TASK OBJECTIVE -> Go through the material and pull out every line with the string "Theory" in it.

ENTRIES ->
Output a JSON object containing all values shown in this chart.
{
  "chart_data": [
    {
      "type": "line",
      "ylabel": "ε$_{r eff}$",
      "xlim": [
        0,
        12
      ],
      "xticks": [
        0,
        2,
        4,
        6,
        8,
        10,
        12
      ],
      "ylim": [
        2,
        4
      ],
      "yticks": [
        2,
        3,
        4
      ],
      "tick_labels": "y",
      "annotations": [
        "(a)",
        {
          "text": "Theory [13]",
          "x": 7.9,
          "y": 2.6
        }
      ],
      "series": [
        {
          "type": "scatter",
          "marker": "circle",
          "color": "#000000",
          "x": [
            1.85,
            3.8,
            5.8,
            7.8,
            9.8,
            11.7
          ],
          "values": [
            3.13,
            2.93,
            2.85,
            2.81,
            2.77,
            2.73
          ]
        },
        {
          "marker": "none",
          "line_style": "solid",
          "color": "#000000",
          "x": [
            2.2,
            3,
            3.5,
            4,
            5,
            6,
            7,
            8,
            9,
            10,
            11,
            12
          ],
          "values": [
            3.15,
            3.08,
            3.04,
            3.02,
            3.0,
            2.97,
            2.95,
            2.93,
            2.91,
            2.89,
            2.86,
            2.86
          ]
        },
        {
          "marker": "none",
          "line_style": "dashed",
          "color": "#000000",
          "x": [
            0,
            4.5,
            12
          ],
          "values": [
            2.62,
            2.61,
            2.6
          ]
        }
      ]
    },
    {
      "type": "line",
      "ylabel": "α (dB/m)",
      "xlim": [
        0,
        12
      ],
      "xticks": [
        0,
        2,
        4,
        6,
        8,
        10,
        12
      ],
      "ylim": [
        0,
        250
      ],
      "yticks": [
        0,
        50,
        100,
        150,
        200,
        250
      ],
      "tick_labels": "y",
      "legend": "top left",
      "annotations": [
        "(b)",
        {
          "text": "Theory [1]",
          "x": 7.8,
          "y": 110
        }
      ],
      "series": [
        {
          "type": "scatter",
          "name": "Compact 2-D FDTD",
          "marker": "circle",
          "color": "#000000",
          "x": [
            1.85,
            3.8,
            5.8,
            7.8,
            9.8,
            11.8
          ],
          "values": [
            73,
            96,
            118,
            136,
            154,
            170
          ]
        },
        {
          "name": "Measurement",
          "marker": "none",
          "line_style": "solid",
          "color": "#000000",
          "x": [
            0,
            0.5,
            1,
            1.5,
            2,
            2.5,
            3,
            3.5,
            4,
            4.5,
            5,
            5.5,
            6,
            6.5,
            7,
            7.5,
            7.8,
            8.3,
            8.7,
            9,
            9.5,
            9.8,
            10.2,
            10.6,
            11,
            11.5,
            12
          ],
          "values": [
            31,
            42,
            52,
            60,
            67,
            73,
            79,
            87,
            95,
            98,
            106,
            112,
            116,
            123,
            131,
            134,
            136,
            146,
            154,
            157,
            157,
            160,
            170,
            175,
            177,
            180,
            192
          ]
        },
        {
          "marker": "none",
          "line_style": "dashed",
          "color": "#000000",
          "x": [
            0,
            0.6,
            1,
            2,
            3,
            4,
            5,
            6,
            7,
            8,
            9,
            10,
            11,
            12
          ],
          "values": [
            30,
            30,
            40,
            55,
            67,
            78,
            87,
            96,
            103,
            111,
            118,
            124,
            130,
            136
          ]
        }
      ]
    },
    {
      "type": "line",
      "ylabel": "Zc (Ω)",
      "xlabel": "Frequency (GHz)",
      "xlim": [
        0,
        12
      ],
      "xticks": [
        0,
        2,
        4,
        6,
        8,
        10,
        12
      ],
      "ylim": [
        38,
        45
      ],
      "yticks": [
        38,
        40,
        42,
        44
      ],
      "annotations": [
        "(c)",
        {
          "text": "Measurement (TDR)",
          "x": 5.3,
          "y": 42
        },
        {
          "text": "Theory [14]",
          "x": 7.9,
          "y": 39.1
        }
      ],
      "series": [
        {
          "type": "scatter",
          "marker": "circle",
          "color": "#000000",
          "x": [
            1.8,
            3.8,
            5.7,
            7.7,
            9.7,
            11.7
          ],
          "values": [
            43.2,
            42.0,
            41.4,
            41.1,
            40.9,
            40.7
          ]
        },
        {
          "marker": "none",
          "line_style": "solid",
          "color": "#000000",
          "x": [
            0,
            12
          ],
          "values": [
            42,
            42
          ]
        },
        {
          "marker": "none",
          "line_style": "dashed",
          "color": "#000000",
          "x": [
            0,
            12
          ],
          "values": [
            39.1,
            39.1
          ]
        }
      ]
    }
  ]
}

TASK ANSWER ->
          "text": "Theory [13]",
          "text": "Theory [1]",
          "text": "Theory [14]",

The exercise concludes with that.